§ **Data provided**
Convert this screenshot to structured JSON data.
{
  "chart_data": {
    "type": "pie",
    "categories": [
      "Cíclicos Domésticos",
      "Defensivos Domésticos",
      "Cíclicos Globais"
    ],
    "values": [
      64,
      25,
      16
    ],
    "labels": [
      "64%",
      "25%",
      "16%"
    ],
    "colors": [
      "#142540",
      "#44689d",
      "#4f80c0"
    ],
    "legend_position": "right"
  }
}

§ **Stated problem**
Print again each line of the listing above, exactly as it appears.

§ **Solution to this exercise**
Convert this screenshot to structured JSON data.
{
  "chart_data": {
    "type": "pie",
    "categories": [
      "Cíclicos Domésticos",
      "Defensivos Domésticos",
      "Cíclicos Globais"
    ],
    "values": [
      64,
      25,
      16
    ],
    "labels": [
      "64%",
      "25%",
      "16%"
    ],
    "colors": [
      "#142540",
      "#44689d",
      "#4f80c0"
    ],
    "legend_position": "right"
  }
}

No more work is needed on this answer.